### RECORDS SUPPLIED ###

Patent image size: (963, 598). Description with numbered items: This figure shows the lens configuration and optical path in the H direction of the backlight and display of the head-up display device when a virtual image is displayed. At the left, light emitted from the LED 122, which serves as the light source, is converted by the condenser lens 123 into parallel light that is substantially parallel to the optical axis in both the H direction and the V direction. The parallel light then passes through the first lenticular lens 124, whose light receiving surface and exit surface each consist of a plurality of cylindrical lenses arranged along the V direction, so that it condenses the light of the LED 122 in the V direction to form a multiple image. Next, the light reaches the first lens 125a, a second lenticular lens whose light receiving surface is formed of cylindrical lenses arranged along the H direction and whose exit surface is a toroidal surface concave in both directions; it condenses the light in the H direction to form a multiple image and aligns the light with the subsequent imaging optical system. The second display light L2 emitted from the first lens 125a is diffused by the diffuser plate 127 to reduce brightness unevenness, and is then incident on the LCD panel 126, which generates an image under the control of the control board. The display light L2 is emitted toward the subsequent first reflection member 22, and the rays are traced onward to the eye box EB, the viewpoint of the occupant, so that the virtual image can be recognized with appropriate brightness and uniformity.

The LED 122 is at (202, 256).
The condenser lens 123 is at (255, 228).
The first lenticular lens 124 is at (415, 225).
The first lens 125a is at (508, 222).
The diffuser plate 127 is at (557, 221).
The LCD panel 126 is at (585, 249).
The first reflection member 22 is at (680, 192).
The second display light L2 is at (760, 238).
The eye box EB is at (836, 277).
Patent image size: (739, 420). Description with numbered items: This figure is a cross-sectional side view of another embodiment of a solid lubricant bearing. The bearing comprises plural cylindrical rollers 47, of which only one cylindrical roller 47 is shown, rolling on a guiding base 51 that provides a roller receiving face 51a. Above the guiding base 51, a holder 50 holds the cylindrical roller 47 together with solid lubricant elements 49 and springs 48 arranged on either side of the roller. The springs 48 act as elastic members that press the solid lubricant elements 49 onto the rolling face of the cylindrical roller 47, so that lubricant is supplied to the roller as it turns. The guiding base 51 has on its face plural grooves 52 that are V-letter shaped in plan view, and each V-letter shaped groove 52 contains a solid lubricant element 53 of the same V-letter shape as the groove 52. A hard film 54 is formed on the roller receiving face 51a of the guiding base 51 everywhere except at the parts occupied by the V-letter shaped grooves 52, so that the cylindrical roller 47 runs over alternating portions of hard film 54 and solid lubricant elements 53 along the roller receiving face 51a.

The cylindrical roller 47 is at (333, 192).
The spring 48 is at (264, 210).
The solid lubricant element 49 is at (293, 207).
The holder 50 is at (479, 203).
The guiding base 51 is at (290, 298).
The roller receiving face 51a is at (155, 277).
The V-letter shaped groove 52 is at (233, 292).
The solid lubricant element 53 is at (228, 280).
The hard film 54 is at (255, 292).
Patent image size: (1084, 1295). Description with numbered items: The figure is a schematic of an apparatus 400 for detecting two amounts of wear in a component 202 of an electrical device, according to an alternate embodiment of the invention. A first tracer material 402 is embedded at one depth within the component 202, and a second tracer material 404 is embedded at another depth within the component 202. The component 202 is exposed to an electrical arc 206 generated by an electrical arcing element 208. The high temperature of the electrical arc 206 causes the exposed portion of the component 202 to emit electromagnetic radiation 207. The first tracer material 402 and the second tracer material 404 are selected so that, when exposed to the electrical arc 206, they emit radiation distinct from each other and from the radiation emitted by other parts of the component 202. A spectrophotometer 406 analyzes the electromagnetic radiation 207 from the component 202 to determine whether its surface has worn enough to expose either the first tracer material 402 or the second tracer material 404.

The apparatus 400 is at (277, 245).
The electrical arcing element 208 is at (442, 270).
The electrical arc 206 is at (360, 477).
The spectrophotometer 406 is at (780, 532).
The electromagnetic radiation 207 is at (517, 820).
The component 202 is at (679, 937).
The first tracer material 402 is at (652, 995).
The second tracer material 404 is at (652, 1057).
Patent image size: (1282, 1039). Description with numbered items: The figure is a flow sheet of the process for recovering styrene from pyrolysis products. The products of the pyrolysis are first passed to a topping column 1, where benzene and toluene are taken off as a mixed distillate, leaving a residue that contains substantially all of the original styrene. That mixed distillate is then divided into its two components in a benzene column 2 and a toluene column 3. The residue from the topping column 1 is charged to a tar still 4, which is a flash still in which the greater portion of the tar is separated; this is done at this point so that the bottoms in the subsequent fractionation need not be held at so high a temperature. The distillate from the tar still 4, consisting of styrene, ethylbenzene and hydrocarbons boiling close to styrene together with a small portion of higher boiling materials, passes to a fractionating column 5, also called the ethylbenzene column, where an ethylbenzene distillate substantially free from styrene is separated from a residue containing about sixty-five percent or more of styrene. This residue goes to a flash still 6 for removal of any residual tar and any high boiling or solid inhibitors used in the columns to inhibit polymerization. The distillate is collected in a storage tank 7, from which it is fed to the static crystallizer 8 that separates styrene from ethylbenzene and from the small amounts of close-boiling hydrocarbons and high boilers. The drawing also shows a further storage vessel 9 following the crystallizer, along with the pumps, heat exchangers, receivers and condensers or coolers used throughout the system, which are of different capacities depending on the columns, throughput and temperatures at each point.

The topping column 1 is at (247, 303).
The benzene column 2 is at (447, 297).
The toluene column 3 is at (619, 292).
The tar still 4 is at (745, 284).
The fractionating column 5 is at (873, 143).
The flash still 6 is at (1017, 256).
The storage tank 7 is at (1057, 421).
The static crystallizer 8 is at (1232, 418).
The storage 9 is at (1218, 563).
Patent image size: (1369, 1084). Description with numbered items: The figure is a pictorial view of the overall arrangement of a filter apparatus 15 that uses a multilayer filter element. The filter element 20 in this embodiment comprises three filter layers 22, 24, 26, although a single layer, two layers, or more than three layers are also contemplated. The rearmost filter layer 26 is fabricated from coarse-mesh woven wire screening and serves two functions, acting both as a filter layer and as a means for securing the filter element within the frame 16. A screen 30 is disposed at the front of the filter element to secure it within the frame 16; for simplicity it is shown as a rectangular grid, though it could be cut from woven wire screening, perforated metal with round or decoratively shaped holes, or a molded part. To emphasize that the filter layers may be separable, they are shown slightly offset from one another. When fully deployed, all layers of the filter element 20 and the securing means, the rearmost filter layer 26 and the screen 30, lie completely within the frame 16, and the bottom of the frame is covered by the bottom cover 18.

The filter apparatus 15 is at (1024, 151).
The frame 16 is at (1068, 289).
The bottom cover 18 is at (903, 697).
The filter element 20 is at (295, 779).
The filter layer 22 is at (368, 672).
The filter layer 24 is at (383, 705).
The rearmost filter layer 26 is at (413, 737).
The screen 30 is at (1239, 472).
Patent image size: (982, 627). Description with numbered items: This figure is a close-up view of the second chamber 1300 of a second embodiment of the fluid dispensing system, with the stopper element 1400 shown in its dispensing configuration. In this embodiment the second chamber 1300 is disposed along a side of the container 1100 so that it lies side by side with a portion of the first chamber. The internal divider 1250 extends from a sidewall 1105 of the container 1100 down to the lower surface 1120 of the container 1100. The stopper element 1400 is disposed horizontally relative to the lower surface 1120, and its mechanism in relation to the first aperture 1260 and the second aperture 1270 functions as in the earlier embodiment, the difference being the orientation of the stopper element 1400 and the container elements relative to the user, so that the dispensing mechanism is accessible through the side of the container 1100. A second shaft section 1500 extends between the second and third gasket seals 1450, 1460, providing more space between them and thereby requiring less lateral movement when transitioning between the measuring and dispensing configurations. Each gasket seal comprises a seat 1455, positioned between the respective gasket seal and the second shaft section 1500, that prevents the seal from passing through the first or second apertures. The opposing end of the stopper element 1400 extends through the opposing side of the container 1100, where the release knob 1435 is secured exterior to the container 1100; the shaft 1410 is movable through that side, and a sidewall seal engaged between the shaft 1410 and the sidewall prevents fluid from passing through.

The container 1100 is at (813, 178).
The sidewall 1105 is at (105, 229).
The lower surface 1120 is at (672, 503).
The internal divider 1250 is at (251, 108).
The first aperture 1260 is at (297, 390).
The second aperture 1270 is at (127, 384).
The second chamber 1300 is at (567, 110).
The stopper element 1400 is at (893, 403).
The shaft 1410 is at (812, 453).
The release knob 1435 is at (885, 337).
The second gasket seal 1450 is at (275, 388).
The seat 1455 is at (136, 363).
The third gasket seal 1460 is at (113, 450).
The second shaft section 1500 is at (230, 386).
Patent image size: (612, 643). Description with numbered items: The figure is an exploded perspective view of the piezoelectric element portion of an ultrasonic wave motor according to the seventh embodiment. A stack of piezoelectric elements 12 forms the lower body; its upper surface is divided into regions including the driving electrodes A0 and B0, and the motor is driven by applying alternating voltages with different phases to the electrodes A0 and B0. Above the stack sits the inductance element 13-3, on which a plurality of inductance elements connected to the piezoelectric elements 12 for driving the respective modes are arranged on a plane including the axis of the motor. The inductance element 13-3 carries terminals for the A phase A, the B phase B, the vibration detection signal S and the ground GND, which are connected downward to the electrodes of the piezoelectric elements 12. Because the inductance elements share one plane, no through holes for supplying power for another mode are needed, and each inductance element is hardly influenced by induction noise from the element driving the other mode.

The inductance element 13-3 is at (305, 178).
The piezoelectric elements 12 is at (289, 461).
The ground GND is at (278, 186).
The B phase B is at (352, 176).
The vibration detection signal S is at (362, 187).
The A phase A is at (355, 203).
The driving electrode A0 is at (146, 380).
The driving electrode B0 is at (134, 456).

###

PROBLEM TO SOLVE | Show each row above that contains the string "electromagnetic", treating uppercase and lowercase letters as different.

EXERCISE OUTPUT |
Patent image size: (1084, 1295). Description with numbered items: The figure is a schematic of an apparatus 400 for detecting two amounts of wear in a component 202 of an electrical device, according to an alternate embodiment of the invention. A first tracer material 402 is embedded at one depth within the component 202, and a second tracer material 404 is embedded at another depth within the component 202. The component 202 is exposed to an electrical arc 206 generated by an electrical arcing element 208. The high temperature of the electrical arc 206 causes the exposed portion of the component 202 to emit electromagnetic radiation 207. The first tracer material 402 and the second tracer material 404 are selected so that, when exposed to the electrical arc 206, they emit radiation distinct from each other and from the radiation emitted by other parts of the component 202. A spectrophotometer 406 analyzes the electromagnetic radiation 207 from the component 202 to determine whether its surface has worn enough to expose either the first tracer material 402 or the second tracer material 404.
The electromagnetic radiation 207 is at (517, 820).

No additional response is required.